(Extracted data entries)
----

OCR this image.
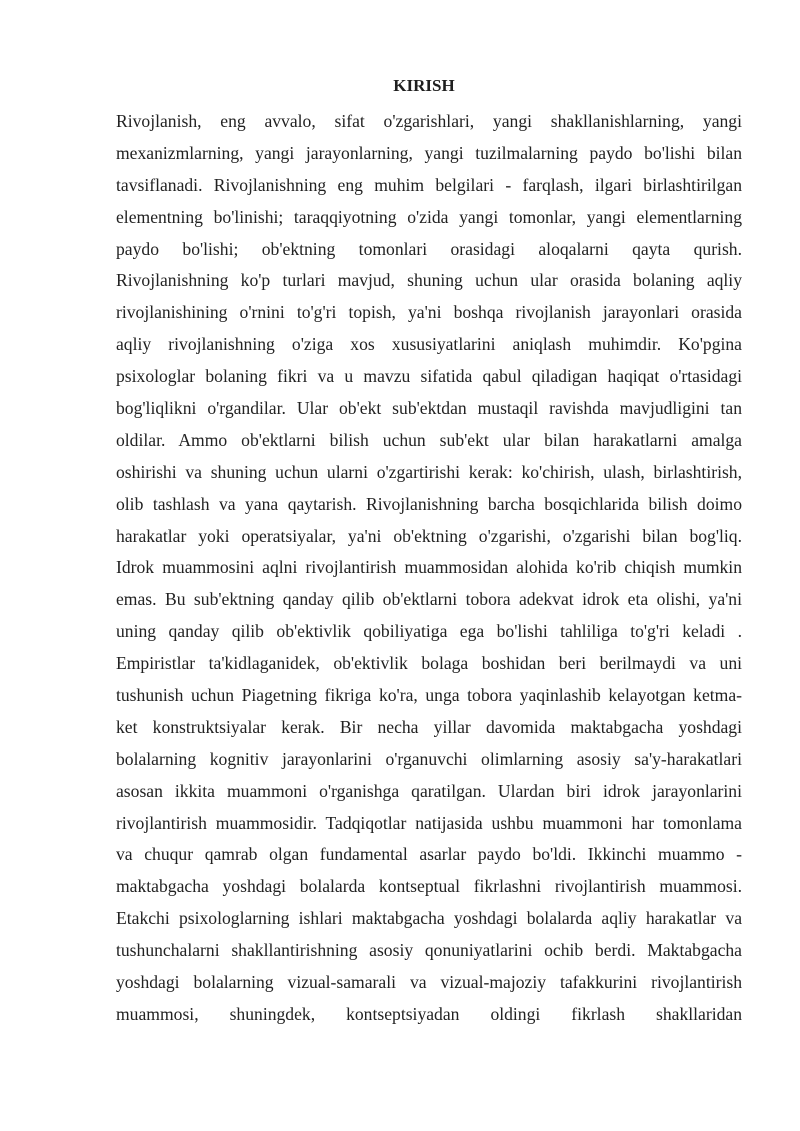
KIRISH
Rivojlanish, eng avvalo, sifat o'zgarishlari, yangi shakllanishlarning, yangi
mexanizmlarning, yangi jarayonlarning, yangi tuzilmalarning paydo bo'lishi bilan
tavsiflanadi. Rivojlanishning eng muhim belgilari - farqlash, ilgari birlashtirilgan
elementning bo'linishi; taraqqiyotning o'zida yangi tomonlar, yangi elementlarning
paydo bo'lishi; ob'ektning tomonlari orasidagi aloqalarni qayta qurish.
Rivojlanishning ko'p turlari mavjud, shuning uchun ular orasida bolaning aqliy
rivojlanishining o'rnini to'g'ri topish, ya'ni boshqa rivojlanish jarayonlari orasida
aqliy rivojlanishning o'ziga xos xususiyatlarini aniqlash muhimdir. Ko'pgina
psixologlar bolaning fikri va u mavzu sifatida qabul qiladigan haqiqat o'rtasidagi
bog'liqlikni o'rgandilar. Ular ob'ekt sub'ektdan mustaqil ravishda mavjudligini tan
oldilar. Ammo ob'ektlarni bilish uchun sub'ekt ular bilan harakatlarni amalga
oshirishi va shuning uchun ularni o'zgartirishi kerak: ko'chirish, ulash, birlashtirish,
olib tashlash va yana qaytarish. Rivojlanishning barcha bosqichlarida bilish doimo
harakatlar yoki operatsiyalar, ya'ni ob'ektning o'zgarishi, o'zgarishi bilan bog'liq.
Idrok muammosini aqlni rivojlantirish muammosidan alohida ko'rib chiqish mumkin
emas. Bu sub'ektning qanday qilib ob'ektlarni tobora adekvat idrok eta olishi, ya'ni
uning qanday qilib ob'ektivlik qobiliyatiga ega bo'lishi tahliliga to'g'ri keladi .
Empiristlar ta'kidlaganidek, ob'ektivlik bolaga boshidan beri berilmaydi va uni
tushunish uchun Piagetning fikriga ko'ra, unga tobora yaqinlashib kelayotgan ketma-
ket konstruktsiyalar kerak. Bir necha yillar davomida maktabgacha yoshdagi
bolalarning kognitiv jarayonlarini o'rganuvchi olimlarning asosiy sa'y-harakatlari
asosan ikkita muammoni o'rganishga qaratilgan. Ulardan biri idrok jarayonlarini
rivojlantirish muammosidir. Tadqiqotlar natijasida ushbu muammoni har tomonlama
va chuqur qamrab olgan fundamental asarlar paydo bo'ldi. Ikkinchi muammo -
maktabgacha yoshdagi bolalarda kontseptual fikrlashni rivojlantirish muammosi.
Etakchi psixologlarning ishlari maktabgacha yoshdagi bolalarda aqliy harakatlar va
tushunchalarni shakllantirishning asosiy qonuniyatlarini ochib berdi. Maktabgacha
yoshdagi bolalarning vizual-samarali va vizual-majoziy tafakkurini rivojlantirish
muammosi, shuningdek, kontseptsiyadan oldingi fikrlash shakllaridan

----

*GOAL OF THE EXERCISE*
Can you restate all the records above word for word while dropping the pictures?

*RESULT OF THE TASK*
OCR this image.
KIRISH
Rivojlanish, eng avvalo, sifat o'zgarishlari, yangi shakllanishlarning, yangi
mexanizmlarning, yangi jarayonlarning, yangi tuzilmalarning paydo bo'lishi bilan
tavsiflanadi. Rivojlanishning eng muhim belgilari - farqlash, ilgari birlashtirilgan
elementning bo'linishi; taraqqiyotning o'zida yangi tomonlar, yangi elementlarning
paydo bo'lishi; ob'ektning tomonlari orasidagi aloqalarni qayta qurish.
Rivojlanishning ko'p turlari mavjud, shuning uchun ular orasida bolaning aqliy
rivojlanishining o'rnini to'g'ri topish, ya'ni boshqa rivojlanish jarayonlari orasida
aqliy rivojlanishning o'ziga xos xususiyatlarini aniqlash muhimdir. Ko'pgina
psixologlar bolaning fikri va u mavzu sifatida qabul qiladigan haqiqat o'rtasidagi
bog'liqlikni o'rgandilar. Ular ob'ekt sub'ektdan mustaqil ravishda mavjudligini tan
oldilar. Ammo ob'ektlarni bilish uchun sub'ekt ular bilan harakatlarni amalga
oshirishi va shuning uchun ularni o'zgartirishi kerak: ko'chirish, ulash, birlashtirish,
olib tashlash va yana qaytarish. Rivojlanishning barcha bosqichlarida bilish doimo
harakatlar yoki operatsiyalar, ya'ni ob'ektning o'zgarishi, o'zgarishi bilan bog'liq.
Idrok muammosini aqlni rivojlantirish muammosidan alohida ko'rib chiqish mumkin
emas. Bu sub'ektning qanday qilib ob'ektlarni tobora adekvat idrok eta olishi, ya'ni
uning qanday qilib ob'ektivlik qobiliyatiga ega bo'lishi tahliliga to'g'ri keladi .
Empiristlar ta'kidlaganidek, ob'ektivlik bolaga boshidan beri berilmaydi va uni
tushunish uchun Piagetning fikriga ko'ra, unga tobora yaqinlashib kelayotgan ketma-
ket konstruktsiyalar kerak. Bir necha yillar davomida maktabgacha yoshdagi
bolalarning kognitiv jarayonlarini o'rganuvchi olimlarning asosiy sa'y-harakatlari
asosan ikkita muammoni o'rganishga qaratilgan. Ulardan biri idrok jarayonlarini
rivojlantirish muammosidir. Tadqiqotlar natijasida ushbu muammoni har tomonlama
va chuqur qamrab olgan fundamental asarlar paydo bo'ldi. Ikkinchi muammo -
maktabgacha yoshdagi bolalarda kontseptual fikrlashni rivojlantirish muammosi.
Etakchi psixologlarning ishlari maktabgacha yoshdagi bolalarda aqliy harakatlar va
tushunchalarni shakllantirishning asosiy qonuniyatlarini ochib berdi. Maktabgacha
yoshdagi bolalarning vizual-samarali va vizual-majoziy tafakkurini rivojlantirish
muammosi, shuningdek, kontseptsiyadan oldingi fikrlash shakllaridan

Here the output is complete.